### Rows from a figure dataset

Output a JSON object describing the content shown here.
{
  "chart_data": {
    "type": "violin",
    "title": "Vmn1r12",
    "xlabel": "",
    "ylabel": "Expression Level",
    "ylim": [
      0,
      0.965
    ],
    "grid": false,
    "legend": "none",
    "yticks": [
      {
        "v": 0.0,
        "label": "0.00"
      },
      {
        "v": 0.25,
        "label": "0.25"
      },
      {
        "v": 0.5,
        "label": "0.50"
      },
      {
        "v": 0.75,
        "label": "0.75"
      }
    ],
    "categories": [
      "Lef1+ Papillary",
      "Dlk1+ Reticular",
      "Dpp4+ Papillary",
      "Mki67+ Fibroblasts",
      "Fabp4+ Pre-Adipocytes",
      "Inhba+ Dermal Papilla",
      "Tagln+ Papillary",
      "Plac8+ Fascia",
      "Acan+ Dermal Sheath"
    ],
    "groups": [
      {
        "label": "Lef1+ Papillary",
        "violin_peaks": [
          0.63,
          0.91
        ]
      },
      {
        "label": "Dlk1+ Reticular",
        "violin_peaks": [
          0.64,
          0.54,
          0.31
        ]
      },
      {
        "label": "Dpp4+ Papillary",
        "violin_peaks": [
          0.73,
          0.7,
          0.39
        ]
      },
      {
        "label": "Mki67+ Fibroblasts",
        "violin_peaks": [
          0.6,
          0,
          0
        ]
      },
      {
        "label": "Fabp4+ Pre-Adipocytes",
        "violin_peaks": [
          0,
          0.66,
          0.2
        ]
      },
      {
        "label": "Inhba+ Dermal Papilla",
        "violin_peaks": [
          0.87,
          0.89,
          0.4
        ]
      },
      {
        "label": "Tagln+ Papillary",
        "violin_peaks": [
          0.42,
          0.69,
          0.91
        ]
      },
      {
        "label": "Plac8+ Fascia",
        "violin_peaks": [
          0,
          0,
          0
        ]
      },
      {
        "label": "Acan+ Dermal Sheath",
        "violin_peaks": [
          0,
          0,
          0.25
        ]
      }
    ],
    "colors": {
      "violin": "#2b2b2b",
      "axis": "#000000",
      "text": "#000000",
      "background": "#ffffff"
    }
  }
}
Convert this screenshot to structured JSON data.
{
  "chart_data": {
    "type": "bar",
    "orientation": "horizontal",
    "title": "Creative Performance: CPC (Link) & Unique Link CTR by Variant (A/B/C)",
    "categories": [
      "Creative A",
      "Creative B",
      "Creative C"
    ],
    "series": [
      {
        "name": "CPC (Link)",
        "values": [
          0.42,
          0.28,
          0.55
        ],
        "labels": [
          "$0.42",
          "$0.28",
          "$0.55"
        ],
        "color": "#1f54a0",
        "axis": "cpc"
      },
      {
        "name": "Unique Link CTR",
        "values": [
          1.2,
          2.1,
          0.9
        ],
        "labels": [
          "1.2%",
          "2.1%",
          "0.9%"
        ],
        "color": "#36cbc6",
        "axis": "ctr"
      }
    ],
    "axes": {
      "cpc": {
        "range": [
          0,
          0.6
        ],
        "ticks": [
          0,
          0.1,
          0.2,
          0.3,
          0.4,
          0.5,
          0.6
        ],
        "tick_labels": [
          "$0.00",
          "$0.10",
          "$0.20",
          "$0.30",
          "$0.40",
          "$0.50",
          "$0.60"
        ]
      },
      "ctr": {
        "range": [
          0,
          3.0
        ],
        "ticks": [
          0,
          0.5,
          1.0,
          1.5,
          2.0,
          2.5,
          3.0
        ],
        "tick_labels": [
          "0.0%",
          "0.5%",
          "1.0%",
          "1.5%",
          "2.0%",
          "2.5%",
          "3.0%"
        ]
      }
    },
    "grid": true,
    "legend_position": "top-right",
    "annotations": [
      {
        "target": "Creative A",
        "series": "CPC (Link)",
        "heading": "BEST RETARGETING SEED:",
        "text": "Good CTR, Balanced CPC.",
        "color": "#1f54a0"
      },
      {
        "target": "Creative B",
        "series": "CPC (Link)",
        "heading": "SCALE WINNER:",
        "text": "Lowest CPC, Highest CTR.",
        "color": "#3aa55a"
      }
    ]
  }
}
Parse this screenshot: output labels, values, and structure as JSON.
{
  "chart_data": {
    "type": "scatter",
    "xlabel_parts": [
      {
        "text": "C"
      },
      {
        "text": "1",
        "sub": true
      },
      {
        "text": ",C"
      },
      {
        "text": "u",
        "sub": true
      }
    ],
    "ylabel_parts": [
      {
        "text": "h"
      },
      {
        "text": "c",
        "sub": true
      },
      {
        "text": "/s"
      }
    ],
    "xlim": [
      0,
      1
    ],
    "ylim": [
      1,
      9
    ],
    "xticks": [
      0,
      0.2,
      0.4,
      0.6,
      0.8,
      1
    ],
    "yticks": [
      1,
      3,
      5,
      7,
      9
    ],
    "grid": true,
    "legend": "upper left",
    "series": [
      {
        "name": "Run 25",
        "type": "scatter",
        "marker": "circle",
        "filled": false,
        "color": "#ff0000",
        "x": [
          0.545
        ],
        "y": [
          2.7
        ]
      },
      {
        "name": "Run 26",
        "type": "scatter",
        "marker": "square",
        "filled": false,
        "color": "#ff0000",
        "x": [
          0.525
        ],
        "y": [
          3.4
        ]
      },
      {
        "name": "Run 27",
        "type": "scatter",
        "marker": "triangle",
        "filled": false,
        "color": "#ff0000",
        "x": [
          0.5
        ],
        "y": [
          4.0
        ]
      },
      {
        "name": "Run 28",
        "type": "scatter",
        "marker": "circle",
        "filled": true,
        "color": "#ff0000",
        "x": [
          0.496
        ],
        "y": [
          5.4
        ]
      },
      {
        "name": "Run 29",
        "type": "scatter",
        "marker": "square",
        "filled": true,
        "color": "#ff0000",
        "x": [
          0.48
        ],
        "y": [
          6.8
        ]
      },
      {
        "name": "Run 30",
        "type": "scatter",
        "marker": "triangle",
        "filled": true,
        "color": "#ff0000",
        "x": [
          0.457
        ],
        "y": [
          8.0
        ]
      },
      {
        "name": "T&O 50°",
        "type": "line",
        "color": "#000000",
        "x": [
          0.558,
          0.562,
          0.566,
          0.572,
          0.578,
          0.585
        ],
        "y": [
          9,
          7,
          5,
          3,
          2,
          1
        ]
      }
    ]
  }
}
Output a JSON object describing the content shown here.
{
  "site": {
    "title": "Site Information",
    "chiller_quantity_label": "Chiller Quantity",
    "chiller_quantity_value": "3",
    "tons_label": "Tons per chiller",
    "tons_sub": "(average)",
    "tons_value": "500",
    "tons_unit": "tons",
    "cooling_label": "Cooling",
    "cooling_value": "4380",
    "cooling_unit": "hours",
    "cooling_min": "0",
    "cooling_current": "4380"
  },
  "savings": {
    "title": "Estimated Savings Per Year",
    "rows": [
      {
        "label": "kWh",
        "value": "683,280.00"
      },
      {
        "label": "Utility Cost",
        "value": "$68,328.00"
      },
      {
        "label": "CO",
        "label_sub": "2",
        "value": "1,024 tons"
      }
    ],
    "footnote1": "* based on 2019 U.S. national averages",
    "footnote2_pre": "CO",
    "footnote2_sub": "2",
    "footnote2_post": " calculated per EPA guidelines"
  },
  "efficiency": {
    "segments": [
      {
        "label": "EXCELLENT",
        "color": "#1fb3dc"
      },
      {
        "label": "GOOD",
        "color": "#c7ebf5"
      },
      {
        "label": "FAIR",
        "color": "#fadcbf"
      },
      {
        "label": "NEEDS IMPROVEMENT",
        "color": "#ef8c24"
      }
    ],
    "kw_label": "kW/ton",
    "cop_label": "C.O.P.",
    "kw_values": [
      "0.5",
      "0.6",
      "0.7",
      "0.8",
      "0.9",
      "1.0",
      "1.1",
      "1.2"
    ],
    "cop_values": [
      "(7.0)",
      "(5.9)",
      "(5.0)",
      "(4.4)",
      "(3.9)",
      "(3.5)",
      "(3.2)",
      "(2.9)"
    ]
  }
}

### Problem to solve
Using the listing above, list every line in which the string "Dermal" occurs.

### Problem solution
      "Inhba+ Dermal Papilla",
      "Acan+ Dermal Sheath"
        "label": "Inhba+ Dermal Papilla",
        "label": "Acan+ Dermal Sheath",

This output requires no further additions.